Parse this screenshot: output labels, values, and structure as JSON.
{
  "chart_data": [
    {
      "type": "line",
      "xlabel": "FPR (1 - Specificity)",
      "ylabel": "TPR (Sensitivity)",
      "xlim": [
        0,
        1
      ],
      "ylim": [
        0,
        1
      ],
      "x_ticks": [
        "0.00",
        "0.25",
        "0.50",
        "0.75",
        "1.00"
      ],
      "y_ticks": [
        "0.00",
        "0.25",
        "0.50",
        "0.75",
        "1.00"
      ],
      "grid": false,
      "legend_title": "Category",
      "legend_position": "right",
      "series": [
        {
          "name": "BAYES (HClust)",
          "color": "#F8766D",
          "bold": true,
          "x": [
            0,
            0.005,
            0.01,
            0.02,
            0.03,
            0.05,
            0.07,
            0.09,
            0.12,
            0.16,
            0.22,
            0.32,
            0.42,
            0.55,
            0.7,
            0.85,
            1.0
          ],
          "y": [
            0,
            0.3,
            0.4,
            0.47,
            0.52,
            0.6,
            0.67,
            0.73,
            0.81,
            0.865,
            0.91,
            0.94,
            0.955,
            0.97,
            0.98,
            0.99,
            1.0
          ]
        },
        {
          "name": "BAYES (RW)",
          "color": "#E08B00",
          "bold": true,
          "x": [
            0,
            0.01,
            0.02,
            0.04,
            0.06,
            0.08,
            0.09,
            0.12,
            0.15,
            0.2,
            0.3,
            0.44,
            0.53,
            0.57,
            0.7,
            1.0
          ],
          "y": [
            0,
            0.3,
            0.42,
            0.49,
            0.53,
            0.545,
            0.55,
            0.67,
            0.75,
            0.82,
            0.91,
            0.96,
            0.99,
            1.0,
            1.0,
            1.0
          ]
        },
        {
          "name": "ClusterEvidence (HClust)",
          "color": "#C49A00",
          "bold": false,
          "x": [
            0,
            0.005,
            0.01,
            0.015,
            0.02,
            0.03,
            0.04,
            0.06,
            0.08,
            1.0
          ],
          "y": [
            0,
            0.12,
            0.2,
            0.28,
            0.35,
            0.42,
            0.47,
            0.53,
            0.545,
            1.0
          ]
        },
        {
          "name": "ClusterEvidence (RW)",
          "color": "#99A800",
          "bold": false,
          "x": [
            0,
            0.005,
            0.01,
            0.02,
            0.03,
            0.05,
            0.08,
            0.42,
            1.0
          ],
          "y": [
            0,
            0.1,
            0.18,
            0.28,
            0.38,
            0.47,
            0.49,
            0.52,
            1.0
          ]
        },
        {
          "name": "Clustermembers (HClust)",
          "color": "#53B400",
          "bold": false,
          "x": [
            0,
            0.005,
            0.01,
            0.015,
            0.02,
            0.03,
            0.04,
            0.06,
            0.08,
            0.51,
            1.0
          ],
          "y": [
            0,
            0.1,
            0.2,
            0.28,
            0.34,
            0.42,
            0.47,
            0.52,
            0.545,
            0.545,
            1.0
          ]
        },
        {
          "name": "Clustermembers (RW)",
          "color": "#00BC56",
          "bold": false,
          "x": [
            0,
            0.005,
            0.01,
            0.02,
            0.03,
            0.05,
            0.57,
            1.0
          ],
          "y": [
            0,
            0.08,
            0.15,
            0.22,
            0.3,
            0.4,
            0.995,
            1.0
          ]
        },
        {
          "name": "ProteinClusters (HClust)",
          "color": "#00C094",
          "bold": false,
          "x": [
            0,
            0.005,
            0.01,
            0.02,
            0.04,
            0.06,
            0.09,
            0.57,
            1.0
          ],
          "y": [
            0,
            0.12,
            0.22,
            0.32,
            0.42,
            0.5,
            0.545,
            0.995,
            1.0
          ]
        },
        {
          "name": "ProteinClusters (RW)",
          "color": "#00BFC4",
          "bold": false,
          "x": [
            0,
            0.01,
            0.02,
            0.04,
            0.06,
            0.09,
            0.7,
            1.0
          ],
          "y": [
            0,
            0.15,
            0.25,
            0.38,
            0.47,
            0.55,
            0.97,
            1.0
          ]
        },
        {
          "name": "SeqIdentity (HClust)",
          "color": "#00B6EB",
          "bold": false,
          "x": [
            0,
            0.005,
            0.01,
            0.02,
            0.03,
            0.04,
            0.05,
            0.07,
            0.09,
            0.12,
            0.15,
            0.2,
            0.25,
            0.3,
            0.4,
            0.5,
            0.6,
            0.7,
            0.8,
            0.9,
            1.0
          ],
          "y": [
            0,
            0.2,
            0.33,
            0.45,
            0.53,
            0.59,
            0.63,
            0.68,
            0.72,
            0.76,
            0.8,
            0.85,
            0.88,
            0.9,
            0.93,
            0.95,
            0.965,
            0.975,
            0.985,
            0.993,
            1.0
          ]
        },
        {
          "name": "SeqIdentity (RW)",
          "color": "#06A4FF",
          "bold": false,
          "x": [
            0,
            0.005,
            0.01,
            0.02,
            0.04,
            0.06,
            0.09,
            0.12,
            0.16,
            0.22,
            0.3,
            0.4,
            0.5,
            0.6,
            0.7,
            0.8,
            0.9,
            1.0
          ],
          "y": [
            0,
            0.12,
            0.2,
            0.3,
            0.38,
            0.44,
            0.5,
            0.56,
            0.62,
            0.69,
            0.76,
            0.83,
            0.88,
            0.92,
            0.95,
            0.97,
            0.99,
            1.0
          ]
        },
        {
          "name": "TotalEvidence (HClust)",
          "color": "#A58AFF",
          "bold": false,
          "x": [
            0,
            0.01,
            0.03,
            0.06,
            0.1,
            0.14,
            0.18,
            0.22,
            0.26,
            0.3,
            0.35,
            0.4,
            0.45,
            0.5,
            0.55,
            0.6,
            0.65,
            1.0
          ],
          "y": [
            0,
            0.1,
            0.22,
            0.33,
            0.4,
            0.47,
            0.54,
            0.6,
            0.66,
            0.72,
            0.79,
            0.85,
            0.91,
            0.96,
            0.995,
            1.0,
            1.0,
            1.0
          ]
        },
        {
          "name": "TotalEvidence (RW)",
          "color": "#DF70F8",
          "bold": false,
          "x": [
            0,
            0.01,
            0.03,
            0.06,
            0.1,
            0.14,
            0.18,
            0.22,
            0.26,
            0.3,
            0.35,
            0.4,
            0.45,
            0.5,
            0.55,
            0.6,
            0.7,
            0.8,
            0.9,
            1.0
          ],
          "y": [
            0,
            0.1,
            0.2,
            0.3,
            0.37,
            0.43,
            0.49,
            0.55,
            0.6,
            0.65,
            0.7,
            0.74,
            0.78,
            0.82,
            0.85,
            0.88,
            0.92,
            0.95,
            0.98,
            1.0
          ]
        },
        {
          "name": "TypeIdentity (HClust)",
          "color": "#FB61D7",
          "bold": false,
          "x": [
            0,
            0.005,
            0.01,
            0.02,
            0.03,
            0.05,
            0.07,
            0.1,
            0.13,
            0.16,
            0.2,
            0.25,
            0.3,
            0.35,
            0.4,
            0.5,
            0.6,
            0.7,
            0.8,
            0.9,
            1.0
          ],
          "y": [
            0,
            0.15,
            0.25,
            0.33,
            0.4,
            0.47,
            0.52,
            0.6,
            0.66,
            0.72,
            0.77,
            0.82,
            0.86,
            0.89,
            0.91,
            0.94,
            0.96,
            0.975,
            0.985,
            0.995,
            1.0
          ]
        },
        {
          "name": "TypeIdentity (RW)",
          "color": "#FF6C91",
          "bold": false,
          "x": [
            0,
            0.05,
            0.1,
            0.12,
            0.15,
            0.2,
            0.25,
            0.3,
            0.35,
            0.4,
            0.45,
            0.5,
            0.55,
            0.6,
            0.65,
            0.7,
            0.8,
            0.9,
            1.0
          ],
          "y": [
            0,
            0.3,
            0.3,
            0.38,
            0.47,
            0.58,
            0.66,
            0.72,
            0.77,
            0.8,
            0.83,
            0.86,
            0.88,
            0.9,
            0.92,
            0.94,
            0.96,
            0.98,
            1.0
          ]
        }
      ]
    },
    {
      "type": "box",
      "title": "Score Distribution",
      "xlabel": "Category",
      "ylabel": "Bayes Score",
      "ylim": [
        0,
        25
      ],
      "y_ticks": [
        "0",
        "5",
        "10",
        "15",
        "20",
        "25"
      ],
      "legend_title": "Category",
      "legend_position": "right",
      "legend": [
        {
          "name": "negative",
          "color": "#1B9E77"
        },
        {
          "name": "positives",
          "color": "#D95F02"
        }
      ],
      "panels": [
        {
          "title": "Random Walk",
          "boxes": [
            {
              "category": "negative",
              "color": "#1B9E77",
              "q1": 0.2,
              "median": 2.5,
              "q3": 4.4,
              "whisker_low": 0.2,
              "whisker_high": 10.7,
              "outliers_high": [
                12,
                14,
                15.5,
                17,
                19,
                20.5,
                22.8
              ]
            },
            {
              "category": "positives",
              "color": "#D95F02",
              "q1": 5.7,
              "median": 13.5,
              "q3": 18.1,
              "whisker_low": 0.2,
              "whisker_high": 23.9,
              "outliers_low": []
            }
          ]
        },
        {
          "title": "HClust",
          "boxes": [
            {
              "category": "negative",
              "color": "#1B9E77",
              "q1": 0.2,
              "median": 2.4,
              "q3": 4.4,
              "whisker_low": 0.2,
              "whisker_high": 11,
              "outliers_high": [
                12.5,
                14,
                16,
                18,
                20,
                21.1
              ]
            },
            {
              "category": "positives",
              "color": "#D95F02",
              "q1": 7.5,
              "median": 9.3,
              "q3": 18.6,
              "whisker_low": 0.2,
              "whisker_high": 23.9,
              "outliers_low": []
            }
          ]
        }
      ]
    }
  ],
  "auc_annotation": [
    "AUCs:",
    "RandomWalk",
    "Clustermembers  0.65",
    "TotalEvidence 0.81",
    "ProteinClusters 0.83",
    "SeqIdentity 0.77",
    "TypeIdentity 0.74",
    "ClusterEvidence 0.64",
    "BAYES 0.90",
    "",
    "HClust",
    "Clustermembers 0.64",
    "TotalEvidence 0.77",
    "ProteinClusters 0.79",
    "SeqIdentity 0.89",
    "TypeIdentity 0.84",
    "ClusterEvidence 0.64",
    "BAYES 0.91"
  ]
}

•••

[REQUIREMENT] To answer, copy each line from the material above that has the word "ProteinClusters".

[RESPONSE FOR THIS EXERCISE]
          "name": "ProteinClusters (HClust)",
          "name": "ProteinClusters (RW)",
    "ProteinClusters 0.83",
    "ProteinClusters 0.79",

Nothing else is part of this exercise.